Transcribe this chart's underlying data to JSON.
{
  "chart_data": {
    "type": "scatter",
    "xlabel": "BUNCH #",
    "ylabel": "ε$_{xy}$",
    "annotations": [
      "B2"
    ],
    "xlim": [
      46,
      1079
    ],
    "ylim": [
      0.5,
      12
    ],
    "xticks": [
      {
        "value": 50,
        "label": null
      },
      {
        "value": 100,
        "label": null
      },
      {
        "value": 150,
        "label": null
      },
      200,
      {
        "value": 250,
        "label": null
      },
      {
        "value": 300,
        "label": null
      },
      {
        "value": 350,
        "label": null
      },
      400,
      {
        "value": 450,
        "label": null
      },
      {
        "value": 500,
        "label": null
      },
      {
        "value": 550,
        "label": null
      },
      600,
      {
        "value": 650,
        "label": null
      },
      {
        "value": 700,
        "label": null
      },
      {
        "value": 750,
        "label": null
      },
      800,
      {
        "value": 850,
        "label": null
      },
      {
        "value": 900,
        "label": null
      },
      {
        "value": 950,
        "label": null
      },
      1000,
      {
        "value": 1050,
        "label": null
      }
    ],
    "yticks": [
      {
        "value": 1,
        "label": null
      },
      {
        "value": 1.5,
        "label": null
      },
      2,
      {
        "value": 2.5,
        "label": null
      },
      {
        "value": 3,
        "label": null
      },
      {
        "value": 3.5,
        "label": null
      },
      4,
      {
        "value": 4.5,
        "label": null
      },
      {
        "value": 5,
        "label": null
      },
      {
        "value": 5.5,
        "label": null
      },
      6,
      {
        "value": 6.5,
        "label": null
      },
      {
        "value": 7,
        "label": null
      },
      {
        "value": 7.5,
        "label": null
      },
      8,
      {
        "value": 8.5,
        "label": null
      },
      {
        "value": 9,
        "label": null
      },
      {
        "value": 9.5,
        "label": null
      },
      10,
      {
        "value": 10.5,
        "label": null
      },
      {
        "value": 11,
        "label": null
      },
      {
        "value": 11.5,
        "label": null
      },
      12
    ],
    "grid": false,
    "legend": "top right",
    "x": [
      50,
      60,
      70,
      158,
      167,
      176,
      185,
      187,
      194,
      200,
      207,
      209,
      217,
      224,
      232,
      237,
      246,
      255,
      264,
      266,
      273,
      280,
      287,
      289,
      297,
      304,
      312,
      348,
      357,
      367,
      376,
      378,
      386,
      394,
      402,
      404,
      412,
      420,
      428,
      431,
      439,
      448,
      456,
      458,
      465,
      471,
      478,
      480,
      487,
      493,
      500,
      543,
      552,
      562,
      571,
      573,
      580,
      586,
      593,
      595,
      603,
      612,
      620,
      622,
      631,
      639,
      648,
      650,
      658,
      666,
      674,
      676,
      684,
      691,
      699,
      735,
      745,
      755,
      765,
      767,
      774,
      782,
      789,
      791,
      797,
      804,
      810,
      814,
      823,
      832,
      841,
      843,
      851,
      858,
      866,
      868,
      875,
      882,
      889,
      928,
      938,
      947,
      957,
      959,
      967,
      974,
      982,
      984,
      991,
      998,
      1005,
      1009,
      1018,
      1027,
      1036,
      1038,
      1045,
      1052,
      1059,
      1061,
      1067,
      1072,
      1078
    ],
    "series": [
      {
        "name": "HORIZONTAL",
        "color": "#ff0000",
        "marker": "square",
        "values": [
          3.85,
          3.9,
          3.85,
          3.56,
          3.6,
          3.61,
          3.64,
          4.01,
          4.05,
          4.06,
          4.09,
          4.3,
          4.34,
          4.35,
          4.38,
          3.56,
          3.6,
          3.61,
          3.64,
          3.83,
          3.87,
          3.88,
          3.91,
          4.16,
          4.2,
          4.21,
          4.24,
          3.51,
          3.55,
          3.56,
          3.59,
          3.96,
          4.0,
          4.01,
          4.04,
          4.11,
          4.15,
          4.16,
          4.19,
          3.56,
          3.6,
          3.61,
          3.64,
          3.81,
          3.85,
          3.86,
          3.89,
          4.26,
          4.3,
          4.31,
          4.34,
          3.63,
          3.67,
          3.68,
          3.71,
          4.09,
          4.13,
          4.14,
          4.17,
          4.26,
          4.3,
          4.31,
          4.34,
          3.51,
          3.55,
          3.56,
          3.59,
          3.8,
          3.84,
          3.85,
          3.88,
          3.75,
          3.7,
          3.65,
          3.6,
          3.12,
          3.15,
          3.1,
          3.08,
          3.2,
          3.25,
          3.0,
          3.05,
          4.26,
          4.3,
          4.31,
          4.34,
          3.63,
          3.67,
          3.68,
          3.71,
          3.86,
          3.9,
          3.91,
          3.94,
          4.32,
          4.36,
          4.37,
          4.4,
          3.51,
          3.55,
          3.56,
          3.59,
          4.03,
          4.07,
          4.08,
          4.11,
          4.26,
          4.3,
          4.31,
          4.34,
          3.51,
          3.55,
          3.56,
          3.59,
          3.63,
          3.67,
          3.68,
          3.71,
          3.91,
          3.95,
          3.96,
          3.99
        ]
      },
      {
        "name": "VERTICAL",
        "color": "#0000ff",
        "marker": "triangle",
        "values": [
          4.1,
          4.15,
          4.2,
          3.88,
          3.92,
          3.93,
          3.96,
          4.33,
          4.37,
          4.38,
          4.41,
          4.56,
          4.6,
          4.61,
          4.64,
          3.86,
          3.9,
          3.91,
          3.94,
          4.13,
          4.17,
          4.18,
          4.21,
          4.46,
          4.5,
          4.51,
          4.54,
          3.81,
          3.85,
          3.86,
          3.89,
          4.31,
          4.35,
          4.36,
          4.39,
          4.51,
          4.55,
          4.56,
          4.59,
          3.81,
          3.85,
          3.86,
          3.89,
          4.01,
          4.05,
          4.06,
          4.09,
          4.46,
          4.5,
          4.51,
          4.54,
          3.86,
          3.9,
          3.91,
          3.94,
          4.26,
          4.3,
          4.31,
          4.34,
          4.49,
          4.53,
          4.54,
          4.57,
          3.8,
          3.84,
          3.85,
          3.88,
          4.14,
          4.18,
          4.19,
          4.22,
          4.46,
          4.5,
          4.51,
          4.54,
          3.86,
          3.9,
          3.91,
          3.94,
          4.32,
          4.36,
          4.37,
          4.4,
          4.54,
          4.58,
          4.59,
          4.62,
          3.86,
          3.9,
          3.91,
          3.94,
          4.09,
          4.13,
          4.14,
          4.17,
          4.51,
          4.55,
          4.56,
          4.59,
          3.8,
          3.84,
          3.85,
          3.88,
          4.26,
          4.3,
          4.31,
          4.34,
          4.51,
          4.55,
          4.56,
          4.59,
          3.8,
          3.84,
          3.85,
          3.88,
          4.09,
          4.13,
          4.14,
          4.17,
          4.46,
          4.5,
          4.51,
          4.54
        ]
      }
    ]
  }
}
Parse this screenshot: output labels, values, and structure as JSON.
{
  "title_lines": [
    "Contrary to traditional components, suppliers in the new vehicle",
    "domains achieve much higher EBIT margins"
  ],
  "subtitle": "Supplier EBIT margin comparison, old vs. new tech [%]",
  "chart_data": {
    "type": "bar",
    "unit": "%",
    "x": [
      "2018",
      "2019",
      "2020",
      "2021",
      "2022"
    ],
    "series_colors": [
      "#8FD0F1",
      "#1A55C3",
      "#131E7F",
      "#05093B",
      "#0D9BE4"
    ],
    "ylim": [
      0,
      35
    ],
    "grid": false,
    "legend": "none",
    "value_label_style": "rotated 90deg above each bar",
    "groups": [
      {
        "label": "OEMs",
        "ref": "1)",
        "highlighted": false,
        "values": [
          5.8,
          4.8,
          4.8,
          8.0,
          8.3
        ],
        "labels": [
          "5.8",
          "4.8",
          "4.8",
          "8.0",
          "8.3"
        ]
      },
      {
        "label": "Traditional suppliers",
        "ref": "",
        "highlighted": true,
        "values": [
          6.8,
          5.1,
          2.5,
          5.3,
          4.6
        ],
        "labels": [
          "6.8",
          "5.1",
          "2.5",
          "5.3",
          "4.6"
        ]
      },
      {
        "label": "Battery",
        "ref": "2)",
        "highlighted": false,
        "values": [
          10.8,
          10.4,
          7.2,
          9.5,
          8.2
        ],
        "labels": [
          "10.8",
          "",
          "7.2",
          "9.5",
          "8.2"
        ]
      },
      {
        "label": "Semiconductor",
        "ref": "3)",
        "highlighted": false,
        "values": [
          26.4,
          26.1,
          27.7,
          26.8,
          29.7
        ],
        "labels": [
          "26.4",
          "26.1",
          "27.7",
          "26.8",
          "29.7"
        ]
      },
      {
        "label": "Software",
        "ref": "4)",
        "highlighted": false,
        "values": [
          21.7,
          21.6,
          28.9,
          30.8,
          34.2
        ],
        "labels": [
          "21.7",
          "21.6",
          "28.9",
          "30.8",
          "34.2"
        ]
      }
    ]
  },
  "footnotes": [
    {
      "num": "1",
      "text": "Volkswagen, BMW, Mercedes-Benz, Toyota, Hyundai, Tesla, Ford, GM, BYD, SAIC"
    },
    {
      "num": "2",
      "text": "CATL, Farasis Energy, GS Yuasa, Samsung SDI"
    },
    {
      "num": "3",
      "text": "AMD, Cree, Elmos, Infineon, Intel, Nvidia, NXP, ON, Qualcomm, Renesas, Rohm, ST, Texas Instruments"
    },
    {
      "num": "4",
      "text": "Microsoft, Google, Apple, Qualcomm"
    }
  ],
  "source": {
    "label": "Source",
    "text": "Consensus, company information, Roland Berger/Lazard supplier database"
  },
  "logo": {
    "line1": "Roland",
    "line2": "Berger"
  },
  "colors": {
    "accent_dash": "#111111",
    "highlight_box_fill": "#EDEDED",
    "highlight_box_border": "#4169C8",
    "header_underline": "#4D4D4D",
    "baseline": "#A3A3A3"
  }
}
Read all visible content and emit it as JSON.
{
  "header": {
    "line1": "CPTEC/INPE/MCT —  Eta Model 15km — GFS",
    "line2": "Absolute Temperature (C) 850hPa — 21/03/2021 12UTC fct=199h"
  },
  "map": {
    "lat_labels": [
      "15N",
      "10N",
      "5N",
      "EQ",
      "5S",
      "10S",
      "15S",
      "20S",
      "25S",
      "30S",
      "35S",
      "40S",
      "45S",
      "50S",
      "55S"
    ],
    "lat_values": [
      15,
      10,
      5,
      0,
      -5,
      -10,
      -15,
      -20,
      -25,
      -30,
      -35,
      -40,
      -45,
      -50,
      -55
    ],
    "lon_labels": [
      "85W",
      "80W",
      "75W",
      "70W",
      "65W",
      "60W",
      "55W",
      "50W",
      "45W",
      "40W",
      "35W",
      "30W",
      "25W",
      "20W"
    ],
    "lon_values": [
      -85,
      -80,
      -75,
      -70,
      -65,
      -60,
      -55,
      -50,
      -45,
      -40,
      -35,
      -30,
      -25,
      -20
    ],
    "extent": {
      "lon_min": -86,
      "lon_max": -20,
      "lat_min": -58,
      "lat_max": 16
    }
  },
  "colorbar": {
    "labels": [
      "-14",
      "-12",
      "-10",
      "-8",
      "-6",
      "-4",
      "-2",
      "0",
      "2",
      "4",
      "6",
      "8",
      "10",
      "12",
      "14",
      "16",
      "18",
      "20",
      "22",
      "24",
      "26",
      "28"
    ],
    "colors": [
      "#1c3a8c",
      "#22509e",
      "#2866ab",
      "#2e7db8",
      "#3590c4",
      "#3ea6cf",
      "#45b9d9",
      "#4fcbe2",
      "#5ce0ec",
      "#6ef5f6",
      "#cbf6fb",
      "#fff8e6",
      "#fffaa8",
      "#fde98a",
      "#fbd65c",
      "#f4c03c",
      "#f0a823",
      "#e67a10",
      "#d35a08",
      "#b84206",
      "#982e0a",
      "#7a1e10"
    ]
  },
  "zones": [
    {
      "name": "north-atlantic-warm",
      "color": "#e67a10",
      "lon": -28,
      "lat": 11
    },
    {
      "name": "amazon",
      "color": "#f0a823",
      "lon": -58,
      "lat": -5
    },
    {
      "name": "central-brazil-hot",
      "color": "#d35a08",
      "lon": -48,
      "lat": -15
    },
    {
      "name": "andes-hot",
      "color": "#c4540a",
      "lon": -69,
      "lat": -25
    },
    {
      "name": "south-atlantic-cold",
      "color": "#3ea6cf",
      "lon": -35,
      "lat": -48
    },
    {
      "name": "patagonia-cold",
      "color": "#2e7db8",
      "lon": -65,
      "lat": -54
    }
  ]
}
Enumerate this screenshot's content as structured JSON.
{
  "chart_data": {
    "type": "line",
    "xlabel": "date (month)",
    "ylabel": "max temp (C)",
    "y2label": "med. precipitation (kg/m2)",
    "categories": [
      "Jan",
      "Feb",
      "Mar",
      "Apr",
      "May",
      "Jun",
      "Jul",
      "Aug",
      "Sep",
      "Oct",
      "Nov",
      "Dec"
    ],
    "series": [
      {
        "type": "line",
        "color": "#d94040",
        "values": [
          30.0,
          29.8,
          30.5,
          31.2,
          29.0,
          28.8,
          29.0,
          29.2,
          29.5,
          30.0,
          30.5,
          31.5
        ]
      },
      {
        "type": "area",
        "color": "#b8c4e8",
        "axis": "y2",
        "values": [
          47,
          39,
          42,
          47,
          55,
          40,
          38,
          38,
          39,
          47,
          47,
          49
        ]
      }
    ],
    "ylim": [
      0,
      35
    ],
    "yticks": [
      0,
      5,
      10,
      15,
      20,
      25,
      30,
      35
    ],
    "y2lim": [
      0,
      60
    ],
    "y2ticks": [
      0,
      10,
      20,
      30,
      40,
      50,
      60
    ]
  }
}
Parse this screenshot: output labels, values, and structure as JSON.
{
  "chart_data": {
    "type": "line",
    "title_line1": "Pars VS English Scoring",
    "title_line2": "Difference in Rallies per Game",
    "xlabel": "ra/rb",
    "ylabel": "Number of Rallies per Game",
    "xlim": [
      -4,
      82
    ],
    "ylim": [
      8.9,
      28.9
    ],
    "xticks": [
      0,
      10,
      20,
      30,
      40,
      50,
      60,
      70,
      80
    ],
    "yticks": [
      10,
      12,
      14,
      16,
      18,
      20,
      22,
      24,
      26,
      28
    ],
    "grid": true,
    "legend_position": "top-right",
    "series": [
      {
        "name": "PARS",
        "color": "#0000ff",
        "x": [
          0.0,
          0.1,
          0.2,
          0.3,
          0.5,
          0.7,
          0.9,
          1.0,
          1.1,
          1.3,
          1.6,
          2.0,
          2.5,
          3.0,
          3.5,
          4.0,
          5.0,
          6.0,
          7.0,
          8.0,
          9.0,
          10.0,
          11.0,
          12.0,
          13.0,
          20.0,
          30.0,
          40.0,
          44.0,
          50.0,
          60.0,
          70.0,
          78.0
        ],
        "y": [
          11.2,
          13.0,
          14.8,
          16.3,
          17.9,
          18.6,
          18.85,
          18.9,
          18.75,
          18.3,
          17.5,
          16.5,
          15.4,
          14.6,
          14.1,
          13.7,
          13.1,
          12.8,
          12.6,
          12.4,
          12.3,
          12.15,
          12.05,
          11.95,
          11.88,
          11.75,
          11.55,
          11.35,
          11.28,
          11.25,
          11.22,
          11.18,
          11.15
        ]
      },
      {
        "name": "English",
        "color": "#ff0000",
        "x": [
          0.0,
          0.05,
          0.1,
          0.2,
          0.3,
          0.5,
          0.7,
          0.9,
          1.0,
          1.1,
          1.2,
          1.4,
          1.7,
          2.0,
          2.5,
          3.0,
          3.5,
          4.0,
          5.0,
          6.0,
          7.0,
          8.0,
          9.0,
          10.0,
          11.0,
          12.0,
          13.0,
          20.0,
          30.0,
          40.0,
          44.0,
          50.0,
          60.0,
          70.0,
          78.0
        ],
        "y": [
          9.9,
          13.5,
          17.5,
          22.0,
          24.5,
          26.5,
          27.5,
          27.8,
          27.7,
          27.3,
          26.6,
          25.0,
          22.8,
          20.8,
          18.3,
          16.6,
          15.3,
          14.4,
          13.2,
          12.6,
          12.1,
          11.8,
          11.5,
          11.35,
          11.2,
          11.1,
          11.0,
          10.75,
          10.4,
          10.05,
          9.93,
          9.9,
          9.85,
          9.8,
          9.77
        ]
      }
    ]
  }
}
━━━━
**Problem description:** Review the material and copy each line in which the word "cold" appears.

**Solution to this exercise:**
      "name": "south-atlantic-cold",
      "name": "patagonia-cold",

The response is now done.